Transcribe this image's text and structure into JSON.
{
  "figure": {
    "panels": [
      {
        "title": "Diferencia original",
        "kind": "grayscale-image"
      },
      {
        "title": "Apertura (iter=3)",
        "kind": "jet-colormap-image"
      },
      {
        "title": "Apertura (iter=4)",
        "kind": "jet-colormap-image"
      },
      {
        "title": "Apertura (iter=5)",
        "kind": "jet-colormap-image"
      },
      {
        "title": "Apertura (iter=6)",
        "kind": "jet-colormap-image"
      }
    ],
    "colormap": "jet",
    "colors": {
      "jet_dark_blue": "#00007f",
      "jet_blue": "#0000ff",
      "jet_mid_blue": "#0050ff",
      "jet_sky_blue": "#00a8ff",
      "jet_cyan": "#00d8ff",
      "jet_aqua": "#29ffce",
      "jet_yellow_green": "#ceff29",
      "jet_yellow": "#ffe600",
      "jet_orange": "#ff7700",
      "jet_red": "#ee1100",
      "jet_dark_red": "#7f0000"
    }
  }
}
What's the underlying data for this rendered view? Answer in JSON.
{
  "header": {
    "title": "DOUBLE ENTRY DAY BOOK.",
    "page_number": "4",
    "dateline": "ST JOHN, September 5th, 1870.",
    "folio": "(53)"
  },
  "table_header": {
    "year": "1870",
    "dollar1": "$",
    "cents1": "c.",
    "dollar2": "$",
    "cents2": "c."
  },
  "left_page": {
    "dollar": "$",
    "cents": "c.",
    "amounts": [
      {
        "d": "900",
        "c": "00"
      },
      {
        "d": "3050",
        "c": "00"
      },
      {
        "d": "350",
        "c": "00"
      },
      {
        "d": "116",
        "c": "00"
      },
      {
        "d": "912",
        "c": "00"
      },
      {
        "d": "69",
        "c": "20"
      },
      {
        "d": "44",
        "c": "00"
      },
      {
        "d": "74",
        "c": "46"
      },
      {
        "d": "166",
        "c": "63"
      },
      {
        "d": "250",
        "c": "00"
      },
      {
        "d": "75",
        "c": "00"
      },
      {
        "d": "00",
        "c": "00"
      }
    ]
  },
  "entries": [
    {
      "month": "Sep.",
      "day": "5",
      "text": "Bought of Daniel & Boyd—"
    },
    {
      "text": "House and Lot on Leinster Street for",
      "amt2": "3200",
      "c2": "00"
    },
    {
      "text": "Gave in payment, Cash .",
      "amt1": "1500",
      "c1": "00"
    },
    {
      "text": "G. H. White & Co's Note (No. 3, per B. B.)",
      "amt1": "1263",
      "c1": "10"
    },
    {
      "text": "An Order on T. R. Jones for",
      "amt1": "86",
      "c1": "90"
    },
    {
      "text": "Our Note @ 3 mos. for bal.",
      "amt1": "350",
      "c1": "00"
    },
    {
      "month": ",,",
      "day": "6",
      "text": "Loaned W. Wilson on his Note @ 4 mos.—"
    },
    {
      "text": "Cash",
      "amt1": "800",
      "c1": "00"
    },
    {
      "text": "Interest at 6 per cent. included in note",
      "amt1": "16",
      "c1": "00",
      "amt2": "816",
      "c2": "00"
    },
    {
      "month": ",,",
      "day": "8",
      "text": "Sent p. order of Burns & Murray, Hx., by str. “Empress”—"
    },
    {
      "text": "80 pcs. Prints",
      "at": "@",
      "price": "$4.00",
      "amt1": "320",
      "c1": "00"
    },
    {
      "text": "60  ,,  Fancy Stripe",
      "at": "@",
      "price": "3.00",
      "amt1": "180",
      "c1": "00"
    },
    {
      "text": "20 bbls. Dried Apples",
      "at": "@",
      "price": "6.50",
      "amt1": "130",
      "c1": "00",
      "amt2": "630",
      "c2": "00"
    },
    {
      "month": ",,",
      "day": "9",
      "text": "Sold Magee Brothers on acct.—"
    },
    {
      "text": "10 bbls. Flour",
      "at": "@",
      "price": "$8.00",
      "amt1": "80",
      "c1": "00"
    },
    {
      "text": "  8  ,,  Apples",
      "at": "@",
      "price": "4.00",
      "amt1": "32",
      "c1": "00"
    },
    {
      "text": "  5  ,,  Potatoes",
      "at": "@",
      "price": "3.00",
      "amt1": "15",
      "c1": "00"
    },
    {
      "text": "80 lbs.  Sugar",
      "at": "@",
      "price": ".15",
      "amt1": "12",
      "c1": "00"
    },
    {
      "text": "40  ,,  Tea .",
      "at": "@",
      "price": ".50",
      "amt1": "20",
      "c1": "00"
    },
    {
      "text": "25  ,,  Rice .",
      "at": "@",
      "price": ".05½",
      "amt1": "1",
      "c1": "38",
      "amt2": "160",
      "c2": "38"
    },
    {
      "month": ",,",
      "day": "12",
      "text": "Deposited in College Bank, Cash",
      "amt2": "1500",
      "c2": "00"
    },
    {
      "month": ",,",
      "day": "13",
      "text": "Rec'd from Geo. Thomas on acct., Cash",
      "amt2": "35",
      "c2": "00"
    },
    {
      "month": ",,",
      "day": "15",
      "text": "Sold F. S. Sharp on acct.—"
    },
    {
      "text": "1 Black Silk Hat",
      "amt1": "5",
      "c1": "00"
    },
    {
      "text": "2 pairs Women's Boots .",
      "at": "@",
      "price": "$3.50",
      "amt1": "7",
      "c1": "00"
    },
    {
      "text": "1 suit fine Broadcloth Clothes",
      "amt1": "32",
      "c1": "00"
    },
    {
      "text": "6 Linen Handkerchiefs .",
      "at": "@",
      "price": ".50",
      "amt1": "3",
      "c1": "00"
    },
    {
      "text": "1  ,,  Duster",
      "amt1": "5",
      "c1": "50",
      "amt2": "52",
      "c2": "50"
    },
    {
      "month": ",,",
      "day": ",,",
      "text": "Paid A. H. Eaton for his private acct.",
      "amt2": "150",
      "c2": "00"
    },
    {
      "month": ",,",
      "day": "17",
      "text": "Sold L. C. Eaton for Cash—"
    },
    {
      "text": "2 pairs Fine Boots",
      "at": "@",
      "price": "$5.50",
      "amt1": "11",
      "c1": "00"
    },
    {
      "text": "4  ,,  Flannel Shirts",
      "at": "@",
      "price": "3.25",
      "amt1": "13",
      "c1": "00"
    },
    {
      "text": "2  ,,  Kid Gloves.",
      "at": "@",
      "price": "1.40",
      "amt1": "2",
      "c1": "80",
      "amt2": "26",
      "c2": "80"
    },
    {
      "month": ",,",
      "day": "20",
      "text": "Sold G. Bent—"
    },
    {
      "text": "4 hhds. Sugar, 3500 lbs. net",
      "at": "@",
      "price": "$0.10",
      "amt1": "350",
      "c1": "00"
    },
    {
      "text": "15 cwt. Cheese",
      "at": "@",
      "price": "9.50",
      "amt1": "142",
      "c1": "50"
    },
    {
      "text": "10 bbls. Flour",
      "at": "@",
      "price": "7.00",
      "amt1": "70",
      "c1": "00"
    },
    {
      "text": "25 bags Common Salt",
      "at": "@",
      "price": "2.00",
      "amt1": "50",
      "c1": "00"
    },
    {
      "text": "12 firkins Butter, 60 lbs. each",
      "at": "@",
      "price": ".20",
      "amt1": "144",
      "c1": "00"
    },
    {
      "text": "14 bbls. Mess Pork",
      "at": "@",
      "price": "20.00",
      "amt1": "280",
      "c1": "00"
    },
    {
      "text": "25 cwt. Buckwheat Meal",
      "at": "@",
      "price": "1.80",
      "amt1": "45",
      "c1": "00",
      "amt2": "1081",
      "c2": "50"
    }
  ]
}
####
→ **EXERCISE OBJECTIVE**: Set all of the entries down again, exactly as they were given.

→ **WORKED SOLUTION**:
Transcribe this image's text and structure into JSON.
{
  "figure": {
    "panels": [
      {
        "title": "Diferencia original",
        "kind": "grayscale-image"
      },
      {
        "title": "Apertura (iter=3)",
        "kind": "jet-colormap-image"
      },
      {
        "title": "Apertura (iter=4)",
        "kind": "jet-colormap-image"
      },
      {
        "title": "Apertura (iter=5)",
        "kind": "jet-colormap-image"
      },
      {
        "title": "Apertura (iter=6)",
        "kind": "jet-colormap-image"
      }
    ],
    "colormap": "jet",
    "colors": {
      "jet_dark_blue": "#00007f",
      "jet_blue": "#0000ff",
      "jet_mid_blue": "#0050ff",
      "jet_sky_blue": "#00a8ff",
      "jet_cyan": "#00d8ff",
      "jet_aqua": "#29ffce",
      "jet_yellow_green": "#ceff29",
      "jet_yellow": "#ffe600",
      "jet_orange": "#ff7700",
      "jet_red": "#ee1100",
      "jet_dark_red": "#7f0000"
    }
  }
}
What's the underlying data for this rendered view? Answer in JSON.
{
  "header": {
    "title": "DOUBLE ENTRY DAY BOOK.",
    "page_number": "4",
    "dateline": "ST JOHN, September 5th, 1870.",
    "folio": "(53)"
  },
  "table_header": {
    "year": "1870",
    "dollar1": "$",
    "cents1": "c.",
    "dollar2": "$",
    "cents2": "c."
  },
  "left_page": {
    "dollar": "$",
    "cents": "c.",
    "amounts": [
      {
        "d": "900",
        "c": "00"
      },
      {
        "d": "3050",
        "c": "00"
      },
      {
        "d": "350",
        "c": "00"
      },
      {
        "d": "116",
        "c": "00"
      },
      {
        "d": "912",
        "c": "00"
      },
      {
        "d": "69",
        "c": "20"
      },
      {
        "d": "44",
        "c": "00"
      },
      {
        "d": "74",
        "c": "46"
      },
      {
        "d": "166",
        "c": "63"
      },
      {
        "d": "250",
        "c": "00"
      },
      {
        "d": "75",
        "c": "00"
      },
      {
        "d": "00",
        "c": "00"
      }
    ]
  },
  "entries": [
    {
      "month": "Sep.",
      "day": "5",
      "text": "Bought of Daniel & Boyd—"
    },
    {
      "text": "House and Lot on Leinster Street for",
      "amt2": "3200",
      "c2": "00"
    },
    {
      "text": "Gave in payment, Cash .",
      "amt1": "1500",
      "c1": "00"
    },
    {
      "text": "G. H. White & Co's Note (No. 3, per B. B.)",
      "amt1": "1263",
      "c1": "10"
    },
    {
      "text": "An Order on T. R. Jones for",
      "amt1": "86",
      "c1": "90"
    },
    {
      "text": "Our Note @ 3 mos. for bal.",
      "amt1": "350",
      "c1": "00"
    },
    {
      "month": ",,",
      "day": "6",
      "text": "Loaned W. Wilson on his Note @ 4 mos.—"
    },
    {
      "text": "Cash",
      "amt1": "800",
      "c1": "00"
    },
    {
      "text": "Interest at 6 per cent. included in note",
      "amt1": "16",
      "c1": "00",
      "amt2": "816",
      "c2": "00"
    },
    {
      "month": ",,",
      "day": "8",
      "text": "Sent p. order of Burns & Murray, Hx., by str. “Empress”—"
    },
    {
      "text": "80 pcs. Prints",
      "at": "@",
      "price": "$4.00",
      "amt1": "320",
      "c1": "00"
    },
    {
      "text": "60  ,,  Fancy Stripe",
      "at": "@",
      "price": "3.00",
      "amt1": "180",
      "c1": "00"
    },
    {
      "text": "20 bbls. Dried Apples",
      "at": "@",
      "price": "6.50",
      "amt1": "130",
      "c1": "00",
      "amt2": "630",
      "c2": "00"
    },
    {
      "month": ",,",
      "day": "9",
      "text": "Sold Magee Brothers on acct.—"
    },
    {
      "text": "10 bbls. Flour",
      "at": "@",
      "price": "$8.00",
      "amt1": "80",
      "c1": "00"
    },
    {
      "text": "  8  ,,  Apples",
      "at": "@",
      "price": "4.00",
      "amt1": "32",
      "c1": "00"
    },
    {
      "text": "  5  ,,  Potatoes",
      "at": "@",
      "price": "3.00",
      "amt1": "15",
      "c1": "00"
    },
    {
      "text": "80 lbs.  Sugar",
      "at": "@",
      "price": ".15",
      "amt1": "12",
      "c1": "00"
    },
    {
      "text": "40  ,,  Tea .",
      "at": "@",
      "price": ".50",
      "amt1": "20",
      "c1": "00"
    },
    {
      "text": "25  ,,  Rice .",
      "at": "@",
      "price": ".05½",
      "amt1": "1",
      "c1": "38",
      "amt2": "160",
      "c2": "38"
    },
    {
      "month": ",,",
      "day": "12",
      "text": "Deposited in College Bank, Cash",
      "amt2": "1500",
      "c2": "00"
    },
    {
      "month": ",,",
      "day": "13",
      "text": "Rec'd from Geo. Thomas on acct., Cash",
      "amt2": "35",
      "c2": "00"
    },
    {
      "month": ",,",
      "day": "15",
      "text": "Sold F. S. Sharp on acct.—"
    },
    {
      "text": "1 Black Silk Hat",
      "amt1": "5",
      "c1": "00"
    },
    {
      "text": "2 pairs Women's Boots .",
      "at": "@",
      "price": "$3.50",
      "amt1": "7",
      "c1": "00"
    },
    {
      "text": "1 suit fine Broadcloth Clothes",
      "amt1": "32",
      "c1": "00"
    },
    {
      "text": "6 Linen Handkerchiefs .",
      "at": "@",
      "price": ".50",
      "amt1": "3",
      "c1": "00"
    },
    {
      "text": "1  ,,  Duster",
      "amt1": "5",
      "c1": "50",
      "amt2": "52",
      "c2": "50"
    },
    {
      "month": ",,",
      "day": ",,",
      "text": "Paid A. H. Eaton for his private acct.",
      "amt2": "150",
      "c2": "00"
    },
    {
      "month": ",,",
      "day": "17",
      "text": "Sold L. C. Eaton for Cash—"
    },
    {
      "text": "2 pairs Fine Boots",
      "at": "@",
      "price": "$5.50",
      "amt1": "11",
      "c1": "00"
    },
    {
      "text": "4  ,,  Flannel Shirts",
      "at": "@",
      "price": "3.25",
      "amt1": "13",
      "c1": "00"
    },
    {
      "text": "2  ,,  Kid Gloves.",
      "at": "@",
      "price": "1.40",
      "amt1": "2",
      "c1": "80",
      "amt2": "26",
      "c2": "80"
    },
    {
      "month": ",,",
      "day": "20",
      "text": "Sold G. Bent—"
    },
    {
      "text": "4 hhds. Sugar, 3500 lbs. net",
      "at": "@",
      "price": "$0.10",
      "amt1": "350",
      "c1": "00"
    },
    {
      "text": "15 cwt. Cheese",
      "at": "@",
      "price": "9.50",
      "amt1": "142",
      "c1": "50"
    },
    {
      "text": "10 bbls. Flour",
      "at": "@",
      "price": "7.00",
      "amt1": "70",
      "c1": "00"
    },
    {
      "text": "25 bags Common Salt",
      "at": "@",
      "price": "2.00",
      "amt1": "50",
      "c1": "00"
    },
    {
      "text": "12 firkins Butter, 60 lbs. each",
      "at": "@",
      "price": ".20",
      "amt1": "144",
      "c1": "00"
    },
    {
      "text": "14 bbls. Mess Pork",
      "at": "@",
      "price": "20.00",
      "amt1": "280",
      "c1": "00"
    },
    {
      "text": "25 cwt. Buckwheat Meal",
      "at": "@",
      "price": "1.80",
      "amt1": "45",
      "c1": "00",
      "amt2": "1081",
      "c2": "50"
    }
  ]
}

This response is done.